» Reading passage
- Born: 4 October 1911 Machilipatnam, Madras Presidency, British India
- Died: 29 June 1998 (aged 86) Nellore, Andhra Pradesh, India
- Education: Bachelor of Arts
- Alma mater: Noble College, Machilipatnam
- Occupation: Film direction
- Writing career
- Period: 1940s to 1980s
- Genres: Epic Historical
- Notable works: Mahakavi Kalidasu Gundamma Katha Mahamantri Timmarusu Nartanasala

= Kamalakara Kameswara Rao =

Indian film director (1911–1998)

Kamalakara Kameswara Rao (4 October 1911 – 29 June 1998) was an Indian film director known for his works predominantly in Telugu cinema, and a few Tamil and Hindi films. Widely known as Pauranika Chitra Brahma, Kameswara Rao directed fifty feature films in a variety of genres.

In 1960 he directed the biographical film, Mahakavi Kalidasu which won the President's silver medal for Best Feature Film in Telugu. In 1962 he directed Gundamma Katha which was commercially successful and received the Filmfare Award for Best Film – Telugu. In the same year, he directed another biographical film, Mahamantri Timmarusu which won the President's silver medal for Best Feature Film in Telugu at the 10th National Film Awards.

In 1963, Kameswara Rao directed the epic mythological film Nartanasala. The film is cited among CNN-IBNs list of the hundred greatest Indian films of all time. The film has received wide critical acclaim and has garnered the National Film Award for Second Best Feature Film at the 11th National Film Awards, and has secured the Filmfare Award for Best Telugu Film.

==Life sketch==
He was born in 1911 in Machilipatnam. He has completed a Bachelor of Arts from the Noble College, Machilipatnam. He has worked as a Film journalist for Krishna Patrika between 1934 and 1937. His unbiased reviews about the released films are highly appreciated by the audiences.

On invitation from H. M. Reddy, he has reached Madras. He has joined as assistant director and worked with K. V. Reddy and Moola Narayana Swamy for the film Gruhalakshmi in 1938. He has worked as assistant director for the films Vande Mataram, Sumangali, Devatha and Swarga Seema under Bomireddi Narasimha Reddy and for Bhakta Potana and Yogi Vemana under K. V. Reddy.

» Raw records
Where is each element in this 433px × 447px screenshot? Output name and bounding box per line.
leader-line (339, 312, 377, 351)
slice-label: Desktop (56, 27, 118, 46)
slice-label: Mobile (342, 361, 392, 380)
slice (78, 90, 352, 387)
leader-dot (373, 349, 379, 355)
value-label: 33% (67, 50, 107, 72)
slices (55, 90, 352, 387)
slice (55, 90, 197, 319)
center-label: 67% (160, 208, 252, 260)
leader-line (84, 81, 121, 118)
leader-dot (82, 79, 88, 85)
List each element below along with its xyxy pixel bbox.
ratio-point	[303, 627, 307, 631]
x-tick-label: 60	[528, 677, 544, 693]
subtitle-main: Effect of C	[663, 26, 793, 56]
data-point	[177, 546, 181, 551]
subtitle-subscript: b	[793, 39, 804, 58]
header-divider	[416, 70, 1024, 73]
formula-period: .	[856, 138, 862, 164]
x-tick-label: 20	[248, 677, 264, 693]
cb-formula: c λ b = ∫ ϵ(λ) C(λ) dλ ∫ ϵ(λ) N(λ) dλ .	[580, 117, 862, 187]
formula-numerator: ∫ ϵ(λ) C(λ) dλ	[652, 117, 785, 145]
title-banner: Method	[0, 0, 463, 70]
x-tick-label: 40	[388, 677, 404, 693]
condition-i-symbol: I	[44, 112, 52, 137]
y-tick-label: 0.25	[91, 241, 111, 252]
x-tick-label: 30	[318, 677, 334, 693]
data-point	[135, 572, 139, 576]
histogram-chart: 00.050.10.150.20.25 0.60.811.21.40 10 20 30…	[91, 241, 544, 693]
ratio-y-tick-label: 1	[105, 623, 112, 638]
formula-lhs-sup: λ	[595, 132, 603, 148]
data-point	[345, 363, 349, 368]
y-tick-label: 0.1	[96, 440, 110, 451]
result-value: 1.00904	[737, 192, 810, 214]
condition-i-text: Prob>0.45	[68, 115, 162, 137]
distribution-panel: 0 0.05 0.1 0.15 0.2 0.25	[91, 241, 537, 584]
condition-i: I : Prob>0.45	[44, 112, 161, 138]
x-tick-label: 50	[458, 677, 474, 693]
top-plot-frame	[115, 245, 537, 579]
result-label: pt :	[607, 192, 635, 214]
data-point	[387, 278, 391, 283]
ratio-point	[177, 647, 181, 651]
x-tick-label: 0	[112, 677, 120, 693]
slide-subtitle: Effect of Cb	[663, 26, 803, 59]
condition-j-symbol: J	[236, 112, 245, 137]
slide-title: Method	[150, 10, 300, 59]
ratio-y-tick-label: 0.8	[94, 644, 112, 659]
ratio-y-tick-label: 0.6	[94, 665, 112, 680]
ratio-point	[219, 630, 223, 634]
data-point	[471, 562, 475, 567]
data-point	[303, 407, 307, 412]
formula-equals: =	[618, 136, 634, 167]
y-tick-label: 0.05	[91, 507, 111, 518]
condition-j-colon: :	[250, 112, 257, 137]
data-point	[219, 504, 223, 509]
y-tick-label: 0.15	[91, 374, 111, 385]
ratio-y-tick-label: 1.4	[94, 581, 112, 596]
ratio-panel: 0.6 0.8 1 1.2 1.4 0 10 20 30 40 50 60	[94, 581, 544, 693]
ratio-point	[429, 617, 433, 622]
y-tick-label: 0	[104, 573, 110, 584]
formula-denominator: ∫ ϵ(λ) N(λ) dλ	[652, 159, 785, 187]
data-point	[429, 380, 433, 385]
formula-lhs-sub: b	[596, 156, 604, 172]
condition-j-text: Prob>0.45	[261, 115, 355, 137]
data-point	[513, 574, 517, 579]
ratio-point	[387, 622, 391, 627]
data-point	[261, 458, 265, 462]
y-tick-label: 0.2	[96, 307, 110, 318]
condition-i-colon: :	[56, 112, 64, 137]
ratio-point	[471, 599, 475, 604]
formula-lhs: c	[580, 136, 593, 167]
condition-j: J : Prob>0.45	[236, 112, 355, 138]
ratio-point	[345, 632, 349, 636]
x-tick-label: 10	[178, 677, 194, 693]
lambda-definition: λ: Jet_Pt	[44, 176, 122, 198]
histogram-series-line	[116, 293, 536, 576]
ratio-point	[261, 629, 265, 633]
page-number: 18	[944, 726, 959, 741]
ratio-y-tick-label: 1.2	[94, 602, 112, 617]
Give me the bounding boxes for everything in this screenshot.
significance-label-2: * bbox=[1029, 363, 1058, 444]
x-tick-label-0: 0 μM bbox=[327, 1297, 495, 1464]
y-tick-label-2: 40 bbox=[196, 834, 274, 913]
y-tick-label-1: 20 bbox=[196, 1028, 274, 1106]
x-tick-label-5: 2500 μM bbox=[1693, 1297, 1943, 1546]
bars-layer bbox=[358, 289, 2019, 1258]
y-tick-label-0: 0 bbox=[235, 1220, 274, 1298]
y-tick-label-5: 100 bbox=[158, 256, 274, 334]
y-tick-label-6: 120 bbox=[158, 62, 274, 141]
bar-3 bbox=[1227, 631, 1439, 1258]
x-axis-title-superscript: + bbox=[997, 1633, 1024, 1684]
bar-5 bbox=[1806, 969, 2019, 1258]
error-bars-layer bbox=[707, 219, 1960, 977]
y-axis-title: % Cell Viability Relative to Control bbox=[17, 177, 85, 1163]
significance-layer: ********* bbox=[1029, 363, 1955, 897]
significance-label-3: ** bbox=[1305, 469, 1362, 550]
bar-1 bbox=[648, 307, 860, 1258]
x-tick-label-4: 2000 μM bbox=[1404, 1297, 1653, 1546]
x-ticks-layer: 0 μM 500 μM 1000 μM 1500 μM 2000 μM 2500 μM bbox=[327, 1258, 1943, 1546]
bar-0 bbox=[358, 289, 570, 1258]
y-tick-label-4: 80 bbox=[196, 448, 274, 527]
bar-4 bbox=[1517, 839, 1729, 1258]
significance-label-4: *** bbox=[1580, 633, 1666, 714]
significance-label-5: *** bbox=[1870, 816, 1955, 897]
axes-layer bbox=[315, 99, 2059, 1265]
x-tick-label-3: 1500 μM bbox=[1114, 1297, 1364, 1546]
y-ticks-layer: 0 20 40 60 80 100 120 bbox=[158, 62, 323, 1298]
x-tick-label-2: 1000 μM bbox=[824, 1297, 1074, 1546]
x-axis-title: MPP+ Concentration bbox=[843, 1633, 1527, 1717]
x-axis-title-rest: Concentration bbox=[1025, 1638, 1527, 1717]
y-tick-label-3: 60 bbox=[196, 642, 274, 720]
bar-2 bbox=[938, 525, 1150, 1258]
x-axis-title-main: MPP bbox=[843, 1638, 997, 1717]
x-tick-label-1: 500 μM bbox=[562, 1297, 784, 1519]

» Requirement
Retype the part of the Kamalakara Kameswara Rao biography from "Kamalakara Kameswara Rao (4" up to and including "variety of genres.", word for word.

» Written answer
Kamalakara Kameswara Rao (4 October 1911 – 29 June 1998) was an Indian film director known for his works predominantly in Telugu cinema, and a few Tamil and Hindi films. Widely known as Pauranika Chitra Brahma, Kameswara Rao directed fifty feature films in a variety of genres.